++++ Information provided ++++

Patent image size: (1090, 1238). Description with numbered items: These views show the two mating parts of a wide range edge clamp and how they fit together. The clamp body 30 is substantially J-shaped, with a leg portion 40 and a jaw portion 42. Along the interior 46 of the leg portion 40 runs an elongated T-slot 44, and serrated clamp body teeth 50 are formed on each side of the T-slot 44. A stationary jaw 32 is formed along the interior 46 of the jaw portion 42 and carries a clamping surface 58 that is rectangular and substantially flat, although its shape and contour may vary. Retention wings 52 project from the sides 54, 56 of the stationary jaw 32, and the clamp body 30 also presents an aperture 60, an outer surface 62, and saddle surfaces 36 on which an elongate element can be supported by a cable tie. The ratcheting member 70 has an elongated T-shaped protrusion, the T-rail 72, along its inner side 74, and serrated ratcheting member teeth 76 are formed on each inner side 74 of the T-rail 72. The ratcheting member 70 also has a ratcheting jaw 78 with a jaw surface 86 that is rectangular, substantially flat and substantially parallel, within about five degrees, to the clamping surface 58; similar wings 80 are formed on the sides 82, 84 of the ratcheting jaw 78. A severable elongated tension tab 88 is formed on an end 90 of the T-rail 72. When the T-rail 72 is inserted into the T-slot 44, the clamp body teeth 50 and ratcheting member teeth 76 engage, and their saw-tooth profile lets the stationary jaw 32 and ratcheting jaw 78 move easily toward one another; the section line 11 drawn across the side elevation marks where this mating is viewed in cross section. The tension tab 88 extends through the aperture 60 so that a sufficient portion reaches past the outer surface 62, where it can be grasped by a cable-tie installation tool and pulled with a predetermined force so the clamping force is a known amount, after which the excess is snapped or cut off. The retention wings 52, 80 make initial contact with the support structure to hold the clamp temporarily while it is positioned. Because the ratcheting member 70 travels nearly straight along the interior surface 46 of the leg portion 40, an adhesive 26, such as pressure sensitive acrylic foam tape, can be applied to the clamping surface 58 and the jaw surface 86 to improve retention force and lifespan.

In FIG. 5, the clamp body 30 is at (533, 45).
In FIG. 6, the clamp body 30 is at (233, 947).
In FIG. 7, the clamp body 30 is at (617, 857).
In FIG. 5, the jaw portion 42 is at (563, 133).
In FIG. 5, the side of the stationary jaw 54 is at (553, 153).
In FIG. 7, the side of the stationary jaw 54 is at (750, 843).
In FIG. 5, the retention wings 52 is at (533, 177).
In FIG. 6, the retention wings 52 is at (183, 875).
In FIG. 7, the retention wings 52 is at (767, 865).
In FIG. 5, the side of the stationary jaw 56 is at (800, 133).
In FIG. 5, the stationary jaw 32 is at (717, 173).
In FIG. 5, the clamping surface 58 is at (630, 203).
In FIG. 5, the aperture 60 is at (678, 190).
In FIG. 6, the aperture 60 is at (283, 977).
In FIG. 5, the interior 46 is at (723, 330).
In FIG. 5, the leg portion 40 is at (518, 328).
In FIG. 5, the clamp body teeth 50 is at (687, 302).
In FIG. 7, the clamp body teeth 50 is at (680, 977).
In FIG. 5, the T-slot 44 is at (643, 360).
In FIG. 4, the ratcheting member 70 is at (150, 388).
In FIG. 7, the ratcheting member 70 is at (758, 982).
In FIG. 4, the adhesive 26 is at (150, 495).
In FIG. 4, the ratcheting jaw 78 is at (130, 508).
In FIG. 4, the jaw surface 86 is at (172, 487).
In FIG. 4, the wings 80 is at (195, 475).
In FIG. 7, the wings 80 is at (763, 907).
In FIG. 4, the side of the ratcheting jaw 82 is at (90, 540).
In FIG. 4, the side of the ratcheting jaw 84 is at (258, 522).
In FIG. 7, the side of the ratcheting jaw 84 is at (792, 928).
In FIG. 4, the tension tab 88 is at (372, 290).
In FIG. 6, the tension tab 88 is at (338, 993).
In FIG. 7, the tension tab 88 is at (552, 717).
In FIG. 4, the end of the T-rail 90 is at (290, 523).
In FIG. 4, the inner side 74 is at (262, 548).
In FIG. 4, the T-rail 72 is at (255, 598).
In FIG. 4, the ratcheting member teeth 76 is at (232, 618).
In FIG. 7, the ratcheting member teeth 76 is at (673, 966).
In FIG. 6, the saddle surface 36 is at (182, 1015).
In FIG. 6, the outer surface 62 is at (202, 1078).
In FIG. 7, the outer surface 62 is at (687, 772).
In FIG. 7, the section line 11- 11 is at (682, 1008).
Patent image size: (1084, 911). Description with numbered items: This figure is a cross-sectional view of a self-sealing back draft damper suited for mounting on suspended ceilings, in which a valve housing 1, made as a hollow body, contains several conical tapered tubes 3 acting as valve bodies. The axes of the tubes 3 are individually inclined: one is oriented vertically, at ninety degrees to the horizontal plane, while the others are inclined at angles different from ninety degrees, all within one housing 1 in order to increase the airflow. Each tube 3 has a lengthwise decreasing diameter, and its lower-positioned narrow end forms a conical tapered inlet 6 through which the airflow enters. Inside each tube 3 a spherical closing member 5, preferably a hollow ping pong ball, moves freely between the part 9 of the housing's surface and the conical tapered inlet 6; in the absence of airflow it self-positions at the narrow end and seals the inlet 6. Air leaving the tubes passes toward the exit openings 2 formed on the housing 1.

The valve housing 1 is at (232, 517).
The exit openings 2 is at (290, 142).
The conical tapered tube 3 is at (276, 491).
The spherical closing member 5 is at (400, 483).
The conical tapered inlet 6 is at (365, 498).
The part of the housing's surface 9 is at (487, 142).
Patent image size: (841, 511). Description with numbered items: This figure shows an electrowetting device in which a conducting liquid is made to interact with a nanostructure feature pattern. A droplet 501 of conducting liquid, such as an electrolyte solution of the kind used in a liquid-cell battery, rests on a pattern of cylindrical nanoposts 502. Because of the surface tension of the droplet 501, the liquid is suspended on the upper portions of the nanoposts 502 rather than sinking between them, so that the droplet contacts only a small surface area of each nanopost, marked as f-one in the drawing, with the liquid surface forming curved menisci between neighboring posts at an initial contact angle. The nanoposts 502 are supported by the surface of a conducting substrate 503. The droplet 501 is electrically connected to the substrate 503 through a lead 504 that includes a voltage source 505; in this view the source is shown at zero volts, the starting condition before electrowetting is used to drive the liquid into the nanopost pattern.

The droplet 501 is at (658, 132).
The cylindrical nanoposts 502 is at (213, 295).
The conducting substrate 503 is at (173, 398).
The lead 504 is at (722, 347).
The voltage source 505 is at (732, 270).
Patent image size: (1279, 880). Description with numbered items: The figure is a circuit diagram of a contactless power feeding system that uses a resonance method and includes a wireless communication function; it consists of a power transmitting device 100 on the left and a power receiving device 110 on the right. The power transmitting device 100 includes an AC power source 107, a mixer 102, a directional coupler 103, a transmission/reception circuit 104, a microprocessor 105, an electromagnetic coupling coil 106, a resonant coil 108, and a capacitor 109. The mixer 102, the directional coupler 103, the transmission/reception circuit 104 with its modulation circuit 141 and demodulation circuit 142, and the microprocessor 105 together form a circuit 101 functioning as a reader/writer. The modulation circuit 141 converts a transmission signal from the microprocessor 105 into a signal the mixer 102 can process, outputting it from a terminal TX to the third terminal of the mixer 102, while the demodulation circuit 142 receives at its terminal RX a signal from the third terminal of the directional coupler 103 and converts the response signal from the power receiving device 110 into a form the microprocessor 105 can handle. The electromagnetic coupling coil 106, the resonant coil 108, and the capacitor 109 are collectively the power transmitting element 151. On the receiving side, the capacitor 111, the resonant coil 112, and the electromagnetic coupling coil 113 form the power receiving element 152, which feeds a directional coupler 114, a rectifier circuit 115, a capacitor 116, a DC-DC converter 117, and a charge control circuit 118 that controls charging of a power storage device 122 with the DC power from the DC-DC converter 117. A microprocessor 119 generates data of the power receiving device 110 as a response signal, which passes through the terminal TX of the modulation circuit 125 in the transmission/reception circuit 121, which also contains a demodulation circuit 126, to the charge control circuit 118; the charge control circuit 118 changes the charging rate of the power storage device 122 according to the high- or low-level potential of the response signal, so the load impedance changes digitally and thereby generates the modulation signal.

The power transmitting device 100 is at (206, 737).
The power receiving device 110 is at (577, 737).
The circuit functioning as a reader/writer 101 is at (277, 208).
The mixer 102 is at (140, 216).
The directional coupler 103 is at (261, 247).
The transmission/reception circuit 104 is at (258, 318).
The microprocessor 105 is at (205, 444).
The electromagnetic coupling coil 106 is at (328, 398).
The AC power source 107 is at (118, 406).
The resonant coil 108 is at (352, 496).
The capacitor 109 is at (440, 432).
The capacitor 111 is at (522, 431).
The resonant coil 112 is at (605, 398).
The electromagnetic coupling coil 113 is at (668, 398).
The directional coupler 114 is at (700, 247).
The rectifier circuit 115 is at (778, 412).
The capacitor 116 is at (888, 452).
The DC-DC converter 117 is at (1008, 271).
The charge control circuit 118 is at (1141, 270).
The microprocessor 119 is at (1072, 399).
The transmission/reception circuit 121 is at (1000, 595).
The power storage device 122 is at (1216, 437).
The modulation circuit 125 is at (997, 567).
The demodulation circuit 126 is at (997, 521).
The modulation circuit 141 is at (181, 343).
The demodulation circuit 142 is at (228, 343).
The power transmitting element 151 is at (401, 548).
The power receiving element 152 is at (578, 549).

++++

• [Objective]: Please turn everything above, from the line containing "Patent image size: (1084, 911)." down to the line containing "The part of", into a Markdown table with the columns Row and Line, numbering each row and skipping blank lines.

• [Expected answer]:
| Row | Line |
|---|---|
| 1 | Patent image size: (1084, 911). Description with numbered items: This figure is a cross-sectional view of a self-sealing back draft damper suited for mounting on suspended ceilings, in which a valve housing 1, made as a hollow body, contains several conical tapered tubes 3 acting as valve bodies. The axes of the tubes 3 are individually inclined: one is oriented vertically, at ninety degrees to the horizontal plane, while the others are inclined at angles different from ninety degrees, all within one housing 1 in order to increase the airflow. Each tube 3 has a lengthwise decreasing diameter, and its lower-positioned narrow end forms a conical tapered inlet 6 through which the airflow enters. Inside each tube 3 a spherical closing member 5, preferably a hollow ping pong ball, moves freely between the part 9 of the housing's surface and the conical tapered inlet 6; in the absence of airflow it self-positions at the narrow end and seals the inlet 6. Air leaving the tubes passes toward the exit openings 2 formed on the housing 1. |
| 2 | The valve housing 1 is at (232, 517). |
| 3 | The exit openings 2 is at (290, 142). |
| 4 | The conical tapered tube 3 is at (276, 491). |
| 5 | The spherical closing member 5 is at (400, 483). |
| 6 | The conical tapered inlet 6 is at (365, 498). |
| 7 | The part of the housing's surface 9 is at (487, 142). |